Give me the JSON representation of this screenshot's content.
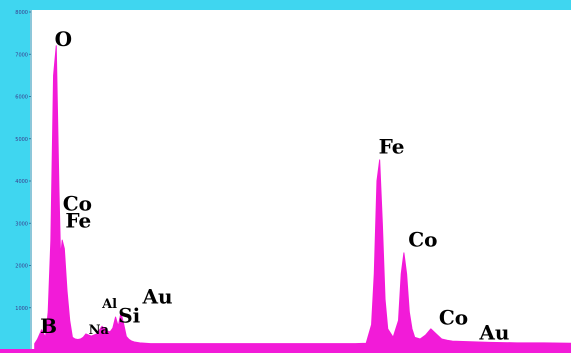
{
  "colors": {
    "frame": "#3fd6f0",
    "spectrum": "#f21bd8",
    "background": "#ffffff",
    "label": "#000000"
  },
  "chart_data": {
    "type": "area",
    "title": "",
    "xlabel": "",
    "ylabel": "",
    "xlim": [
      0,
      10
    ],
    "ylim": [
      0,
      8000
    ],
    "y_ticks": [
      "1000",
      "2000",
      "3000",
      "4000",
      "5000",
      "6000",
      "7000",
      "8000"
    ],
    "grid": false,
    "legend": "none",
    "x": [
      0.05,
      0.1,
      0.18,
      0.25,
      0.3,
      0.35,
      0.4,
      0.45,
      0.5,
      0.53,
      0.56,
      0.6,
      0.65,
      0.7,
      0.75,
      0.8,
      0.85,
      0.9,
      0.95,
      1.0,
      1.1,
      1.2,
      1.3,
      1.4,
      1.45,
      1.5,
      1.55,
      1.6,
      1.65,
      1.7,
      1.75,
      1.8,
      1.85,
      1.9,
      2.0,
      2.1,
      2.2,
      2.3,
      2.5,
      3.0,
      3.5,
      4.0,
      4.5,
      5.0,
      5.5,
      6.0,
      6.2,
      6.3,
      6.35,
      6.4,
      6.45,
      6.5,
      6.55,
      6.6,
      6.7,
      6.8,
      6.85,
      6.9,
      6.95,
      7.0,
      7.05,
      7.1,
      7.2,
      7.3,
      7.4,
      7.5,
      7.6,
      7.7,
      7.8,
      8.0,
      8.5,
      9.0,
      9.5,
      10.0
    ],
    "values": [
      150,
      250,
      480,
      300,
      900,
      2600,
      6500,
      7200,
      3800,
      2200,
      2600,
      2400,
      1400,
      700,
      300,
      260,
      250,
      260,
      300,
      380,
      330,
      380,
      560,
      450,
      430,
      520,
      780,
      560,
      880,
      620,
      320,
      250,
      210,
      190,
      170,
      160,
      150,
      150,
      150,
      150,
      150,
      150,
      150,
      150,
      150,
      150,
      160,
      600,
      1800,
      4000,
      4500,
      3000,
      1200,
      500,
      300,
      700,
      1800,
      2300,
      1800,
      900,
      500,
      300,
      260,
      350,
      500,
      380,
      260,
      230,
      210,
      200,
      180,
      170,
      170,
      160
    ],
    "peak_labels": [
      {
        "text": "O",
        "x": 0.42,
        "y": 7200
      },
      {
        "text": "Co",
        "x": 0.57,
        "y": 3300
      },
      {
        "text": "Fe",
        "x": 0.62,
        "y": 2900
      },
      {
        "text": "B",
        "x": 0.15,
        "y": 400
      },
      {
        "text": "Na",
        "x": 1.05,
        "y": 380
      },
      {
        "text": "Al",
        "x": 1.3,
        "y": 1000
      },
      {
        "text": "Si",
        "x": 1.6,
        "y": 650
      },
      {
        "text": "Au",
        "x": 2.05,
        "y": 1100
      },
      {
        "text": "Fe",
        "x": 6.43,
        "y": 4650
      },
      {
        "text": "Co",
        "x": 6.98,
        "y": 2450
      },
      {
        "text": "Co",
        "x": 7.55,
        "y": 600
      },
      {
        "text": "Au",
        "x": 8.3,
        "y": 250
      }
    ]
  }
}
###
Print every entry exactly as written, without the pictures.

• [Output for this exercise]:
Give me the JSON representation of this screenshot's content.
{
  "colors": {
    "frame": "#3fd6f0",
    "spectrum": "#f21bd8",
    "background": "#ffffff",
    "label": "#000000"
  },
  "chart_data": {
    "type": "area",
    "title": "",
    "xlabel": "",
    "ylabel": "",
    "xlim": [
      0,
      10
    ],
    "ylim": [
      0,
      8000
    ],
    "y_ticks": [
      "1000",
      "2000",
      "3000",
      "4000",
      "5000",
      "6000",
      "7000",
      "8000"
    ],
    "grid": false,
    "legend": "none",
    "x": [
      0.05,
      0.1,
      0.18,
      0.25,
      0.3,
      0.35,
      0.4,
      0.45,
      0.5,
      0.53,
      0.56,
      0.6,
      0.65,
      0.7,
      0.75,
      0.8,
      0.85,
      0.9,
      0.95,
      1.0,
      1.1,
      1.2,
      1.3,
      1.4,
      1.45,
      1.5,
      1.55,
      1.6,
      1.65,
      1.7,
      1.75,
      1.8,
      1.85,
      1.9,
      2.0,
      2.1,
      2.2,
      2.3,
      2.5,
      3.0,
      3.5,
      4.0,
      4.5,
      5.0,
      5.5,
      6.0,
      6.2,
      6.3,
      6.35,
      6.4,
      6.45,
      6.5,
      6.55,
      6.6,
      6.7,
      6.8,
      6.85,
      6.9,
      6.95,
      7.0,
      7.05,
      7.1,
      7.2,
      7.3,
      7.4,
      7.5,
      7.6,
      7.7,
      7.8,
      8.0,
      8.5,
      9.0,
      9.5,
      10.0
    ],
    "values": [
      150,
      250,
      480,
      300,
      900,
      2600,
      6500,
      7200,
      3800,
      2200,
      2600,
      2400,
      1400,
      700,
      300,
      260,
      250,
      260,
      300,
      380,
      330,
      380,
      560,
      450,
      430,
      520,
      780,
      560,
      880,
      620,
      320,
      250,
      210,
      190,
      170,
      160,
      150,
      150,
      150,
      150,
      150,
      150,
      150,
      150,
      150,
      150,
      160,
      600,
      1800,
      4000,
      4500,
      3000,
      1200,
      500,
      300,
      700,
      1800,
      2300,
      1800,
      900,
      500,
      300,
      260,
      350,
      500,
      380,
      260,
      230,
      210,
      200,
      180,
      170,
      170,
      160
    ],
    "peak_labels": [
      {
        "text": "O",
        "x": 0.42,
        "y": 7200
      },
      {
        "text": "Co",
        "x": 0.57,
        "y": 3300
      },
      {
        "text": "Fe",
        "x": 0.62,
        "y": 2900
      },
      {
        "text": "B",
        "x": 0.15,
        "y": 400
      },
      {
        "text": "Na",
        "x": 1.05,
        "y": 380
      },
      {
        "text": "Al",
        "x": 1.3,
        "y": 1000
      },
      {
        "text": "Si",
        "x": 1.6,
        "y": 650
      },
      {
        "text": "Au",
        "x": 2.05,
        "y": 1100
      },
      {
        "text": "Fe",
        "x": 6.43,
        "y": 4650
      },
      {
        "text": "Co",
        "x": 6.98,
        "y": 2450
      },
      {
        "text": "Co",
        "x": 7.55,
        "y": 600
      },
      {
        "text": "Au",
        "x": 8.3,
        "y": 250
      }
    ]
  }
}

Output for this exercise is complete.